EXERCISE BRIEF »
Write out all of the entries that follow, word for word, but skip the pictures.

SUPPLIED RECORDS »
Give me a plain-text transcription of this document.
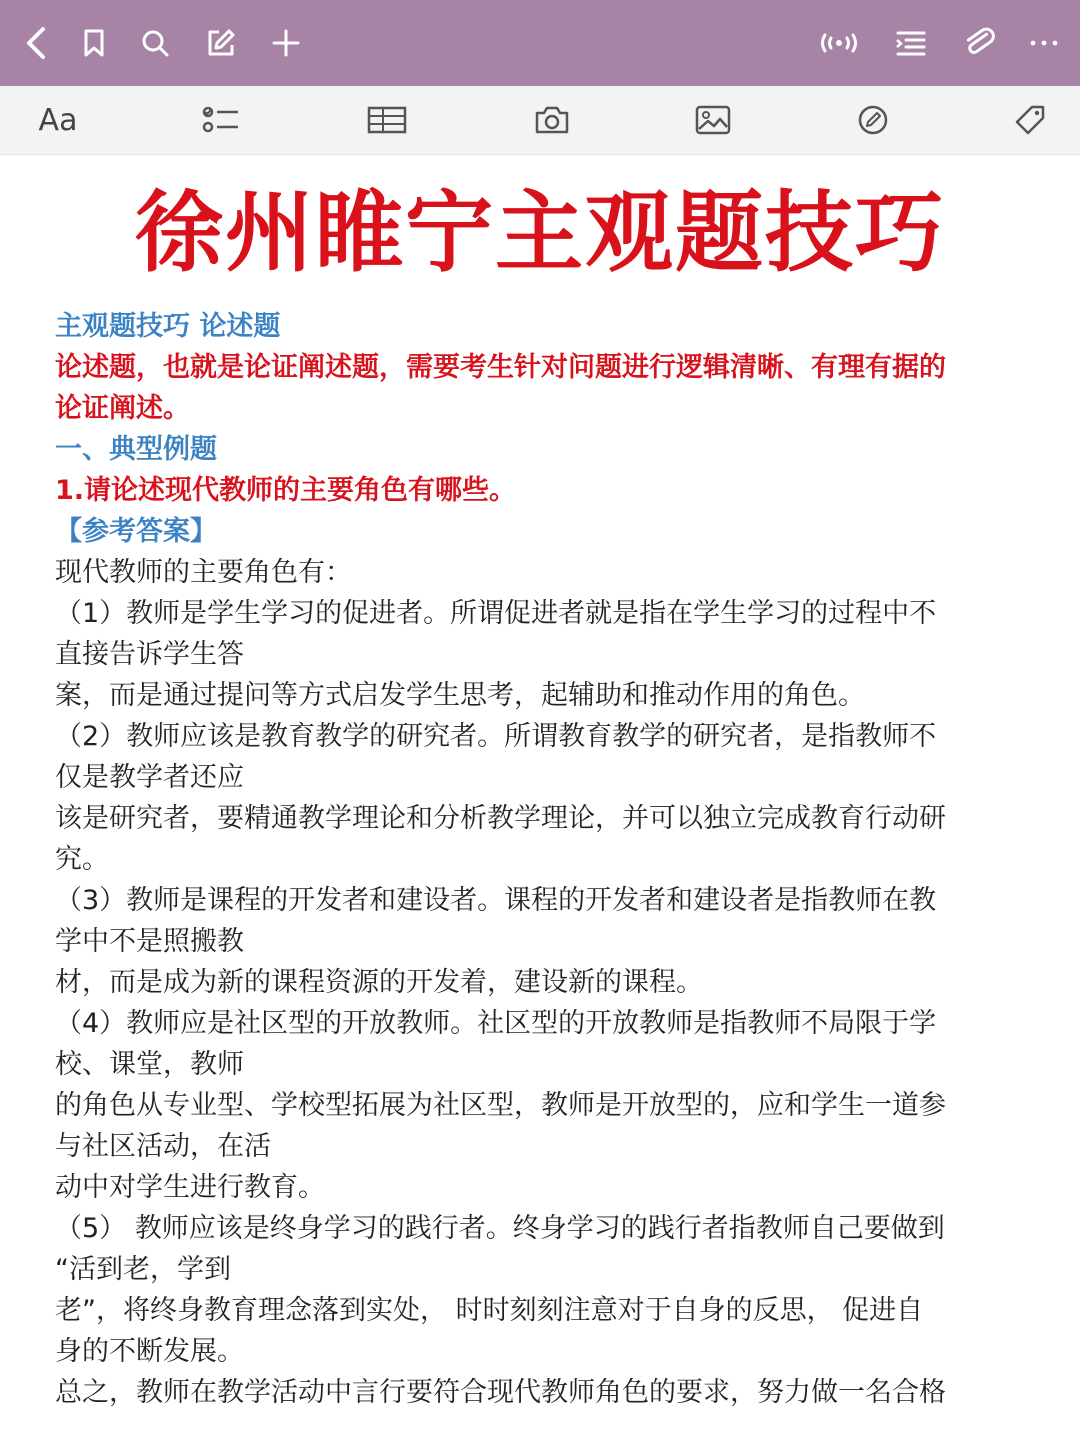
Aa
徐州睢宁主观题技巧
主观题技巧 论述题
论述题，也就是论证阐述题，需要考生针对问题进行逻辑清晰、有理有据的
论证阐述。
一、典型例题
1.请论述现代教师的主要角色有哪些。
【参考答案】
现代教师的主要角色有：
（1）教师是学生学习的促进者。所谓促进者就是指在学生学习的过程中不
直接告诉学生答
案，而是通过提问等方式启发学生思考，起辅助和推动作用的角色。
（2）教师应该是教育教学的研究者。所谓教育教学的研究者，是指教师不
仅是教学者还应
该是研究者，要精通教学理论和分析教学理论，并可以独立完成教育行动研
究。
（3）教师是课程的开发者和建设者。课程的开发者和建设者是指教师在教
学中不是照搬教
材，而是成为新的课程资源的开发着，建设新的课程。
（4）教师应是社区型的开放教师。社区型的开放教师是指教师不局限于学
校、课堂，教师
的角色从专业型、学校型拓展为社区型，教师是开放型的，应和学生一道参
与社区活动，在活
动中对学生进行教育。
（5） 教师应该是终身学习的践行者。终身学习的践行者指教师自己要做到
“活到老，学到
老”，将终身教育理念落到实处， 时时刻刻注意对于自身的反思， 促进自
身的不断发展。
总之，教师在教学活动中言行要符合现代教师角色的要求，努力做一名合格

TASK RESPONSE »
Give me a plain-text transcription of this document.
Aa
徐州睢宁主观题技巧
主观题技巧 论述题
论述题，也就是论证阐述题，需要考生针对问题进行逻辑清晰、有理有据的
论证阐述。
一、典型例题
1.请论述现代教师的主要角色有哪些。
【参考答案】
现代教师的主要角色有：
（1）教师是学生学习的促进者。所谓促进者就是指在学生学习的过程中不
直接告诉学生答
案，而是通过提问等方式启发学生思考，起辅助和推动作用的角色。
（2）教师应该是教育教学的研究者。所谓教育教学的研究者，是指教师不
仅是教学者还应
该是研究者，要精通教学理论和分析教学理论，并可以独立完成教育行动研
究。
（3）教师是课程的开发者和建设者。课程的开发者和建设者是指教师在教
学中不是照搬教
材，而是成为新的课程资源的开发着，建设新的课程。
（4）教师应是社区型的开放教师。社区型的开放教师是指教师不局限于学
校、课堂，教师
的角色从专业型、学校型拓展为社区型，教师是开放型的，应和学生一道参
与社区活动，在活
动中对学生进行教育。
（5） 教师应该是终身学习的践行者。终身学习的践行者指教师自己要做到
“活到老，学到
老”，将终身教育理念落到实处， 时时刻刻注意对于自身的反思， 促进自
身的不断发展。
总之，教师在教学活动中言行要符合现代教师角色的要求，努力做一名合格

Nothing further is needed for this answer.